** Begin PROVIDED MATERIAL **
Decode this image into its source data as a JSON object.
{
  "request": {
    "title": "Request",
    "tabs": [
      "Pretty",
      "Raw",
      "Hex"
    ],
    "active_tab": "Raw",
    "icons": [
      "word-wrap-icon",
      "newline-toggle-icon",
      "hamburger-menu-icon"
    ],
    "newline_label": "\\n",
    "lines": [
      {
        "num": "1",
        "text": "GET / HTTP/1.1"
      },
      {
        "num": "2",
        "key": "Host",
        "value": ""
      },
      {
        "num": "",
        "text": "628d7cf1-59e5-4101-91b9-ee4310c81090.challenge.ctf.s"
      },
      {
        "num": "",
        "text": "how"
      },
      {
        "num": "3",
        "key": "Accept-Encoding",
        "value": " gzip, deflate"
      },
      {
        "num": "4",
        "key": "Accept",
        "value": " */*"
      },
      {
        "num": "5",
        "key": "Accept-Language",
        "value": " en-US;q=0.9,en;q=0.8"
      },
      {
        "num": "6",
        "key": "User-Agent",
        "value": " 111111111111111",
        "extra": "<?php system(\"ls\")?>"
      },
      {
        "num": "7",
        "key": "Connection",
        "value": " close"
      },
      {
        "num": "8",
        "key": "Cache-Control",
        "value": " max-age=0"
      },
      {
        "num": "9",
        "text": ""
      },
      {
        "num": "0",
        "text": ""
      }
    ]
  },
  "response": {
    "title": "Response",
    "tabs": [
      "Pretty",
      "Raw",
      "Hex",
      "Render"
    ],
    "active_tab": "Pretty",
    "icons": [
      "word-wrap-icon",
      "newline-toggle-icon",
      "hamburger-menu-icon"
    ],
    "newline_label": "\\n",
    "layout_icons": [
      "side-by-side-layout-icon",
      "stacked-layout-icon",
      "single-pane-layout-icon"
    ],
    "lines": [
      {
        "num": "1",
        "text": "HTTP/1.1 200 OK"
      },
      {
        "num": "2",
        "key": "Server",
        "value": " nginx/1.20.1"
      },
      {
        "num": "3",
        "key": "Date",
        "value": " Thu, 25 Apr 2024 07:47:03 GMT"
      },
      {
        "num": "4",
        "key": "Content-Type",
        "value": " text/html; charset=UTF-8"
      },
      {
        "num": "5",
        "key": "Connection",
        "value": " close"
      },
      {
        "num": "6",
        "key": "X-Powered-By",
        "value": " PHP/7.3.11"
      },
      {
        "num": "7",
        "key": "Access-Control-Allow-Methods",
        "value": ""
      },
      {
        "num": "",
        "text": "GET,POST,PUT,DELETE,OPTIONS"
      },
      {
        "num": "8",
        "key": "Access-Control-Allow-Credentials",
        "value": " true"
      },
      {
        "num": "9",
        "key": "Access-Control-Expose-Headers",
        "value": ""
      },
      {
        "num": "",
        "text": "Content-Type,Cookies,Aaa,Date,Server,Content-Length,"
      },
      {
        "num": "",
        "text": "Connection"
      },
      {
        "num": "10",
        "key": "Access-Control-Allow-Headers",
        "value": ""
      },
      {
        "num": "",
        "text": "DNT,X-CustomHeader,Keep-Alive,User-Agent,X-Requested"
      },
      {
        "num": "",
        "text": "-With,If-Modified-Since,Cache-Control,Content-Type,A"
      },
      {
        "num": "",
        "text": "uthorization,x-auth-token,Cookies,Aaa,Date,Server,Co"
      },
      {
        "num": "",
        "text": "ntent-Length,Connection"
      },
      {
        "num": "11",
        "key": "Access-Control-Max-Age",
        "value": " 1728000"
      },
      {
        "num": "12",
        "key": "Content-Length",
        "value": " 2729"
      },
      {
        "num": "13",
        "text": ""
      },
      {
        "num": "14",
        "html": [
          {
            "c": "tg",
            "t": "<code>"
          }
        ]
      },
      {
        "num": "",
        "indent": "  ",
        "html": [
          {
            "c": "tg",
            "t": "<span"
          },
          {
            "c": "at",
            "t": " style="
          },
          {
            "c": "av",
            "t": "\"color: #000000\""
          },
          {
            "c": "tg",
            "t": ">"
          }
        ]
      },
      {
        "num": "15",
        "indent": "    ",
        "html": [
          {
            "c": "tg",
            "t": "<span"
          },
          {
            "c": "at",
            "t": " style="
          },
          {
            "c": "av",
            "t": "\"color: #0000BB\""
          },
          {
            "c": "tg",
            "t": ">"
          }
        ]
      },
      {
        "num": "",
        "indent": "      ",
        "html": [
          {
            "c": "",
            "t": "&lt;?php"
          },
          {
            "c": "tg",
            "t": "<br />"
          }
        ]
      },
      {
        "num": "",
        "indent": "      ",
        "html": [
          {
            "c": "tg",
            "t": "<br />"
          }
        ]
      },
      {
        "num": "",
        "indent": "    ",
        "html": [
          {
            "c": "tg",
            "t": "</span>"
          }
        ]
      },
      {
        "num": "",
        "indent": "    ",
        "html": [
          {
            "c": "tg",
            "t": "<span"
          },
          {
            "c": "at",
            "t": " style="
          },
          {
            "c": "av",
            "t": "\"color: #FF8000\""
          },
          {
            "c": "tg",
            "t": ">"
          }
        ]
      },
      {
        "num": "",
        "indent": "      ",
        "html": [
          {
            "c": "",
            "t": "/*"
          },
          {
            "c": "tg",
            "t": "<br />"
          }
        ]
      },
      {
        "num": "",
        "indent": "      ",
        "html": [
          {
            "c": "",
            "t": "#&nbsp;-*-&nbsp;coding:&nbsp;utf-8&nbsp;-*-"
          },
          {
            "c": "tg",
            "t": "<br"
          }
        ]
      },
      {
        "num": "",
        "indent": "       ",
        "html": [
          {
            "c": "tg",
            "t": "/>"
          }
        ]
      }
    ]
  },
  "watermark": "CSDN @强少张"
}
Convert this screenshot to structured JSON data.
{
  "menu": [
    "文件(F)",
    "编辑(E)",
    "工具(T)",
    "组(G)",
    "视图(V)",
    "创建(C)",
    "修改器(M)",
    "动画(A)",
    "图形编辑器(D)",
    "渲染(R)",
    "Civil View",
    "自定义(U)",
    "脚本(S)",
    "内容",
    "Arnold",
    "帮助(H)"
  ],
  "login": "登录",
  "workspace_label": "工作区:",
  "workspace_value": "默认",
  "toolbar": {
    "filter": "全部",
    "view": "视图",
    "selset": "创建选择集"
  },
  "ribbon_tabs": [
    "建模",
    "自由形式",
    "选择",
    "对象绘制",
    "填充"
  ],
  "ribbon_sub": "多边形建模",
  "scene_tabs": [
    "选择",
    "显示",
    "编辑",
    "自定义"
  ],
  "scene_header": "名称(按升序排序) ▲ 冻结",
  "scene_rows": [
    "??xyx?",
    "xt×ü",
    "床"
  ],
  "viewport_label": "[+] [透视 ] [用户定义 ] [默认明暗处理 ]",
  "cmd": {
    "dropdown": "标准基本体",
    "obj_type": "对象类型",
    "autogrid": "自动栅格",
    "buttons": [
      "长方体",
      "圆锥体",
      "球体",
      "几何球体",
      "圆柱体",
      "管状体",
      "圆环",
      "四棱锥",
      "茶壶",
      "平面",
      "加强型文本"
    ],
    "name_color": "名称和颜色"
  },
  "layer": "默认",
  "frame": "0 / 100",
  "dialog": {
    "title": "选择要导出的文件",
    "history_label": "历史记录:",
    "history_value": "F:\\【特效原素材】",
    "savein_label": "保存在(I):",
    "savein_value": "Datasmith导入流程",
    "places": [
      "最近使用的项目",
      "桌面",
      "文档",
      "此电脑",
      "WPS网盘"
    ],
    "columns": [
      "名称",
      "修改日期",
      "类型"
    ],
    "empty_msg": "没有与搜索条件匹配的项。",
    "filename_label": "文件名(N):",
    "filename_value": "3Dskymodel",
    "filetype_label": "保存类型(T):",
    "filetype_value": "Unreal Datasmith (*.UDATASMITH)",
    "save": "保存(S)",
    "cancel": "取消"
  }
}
** End PROVIDED MATERIAL **
WHAT IS ASKED: Copy out every line from the records that has the word "Headers".

TASK SOLUTION:
        "key": "Access-Control-Expose-Headers",
        "key": "Access-Control-Allow-Headers",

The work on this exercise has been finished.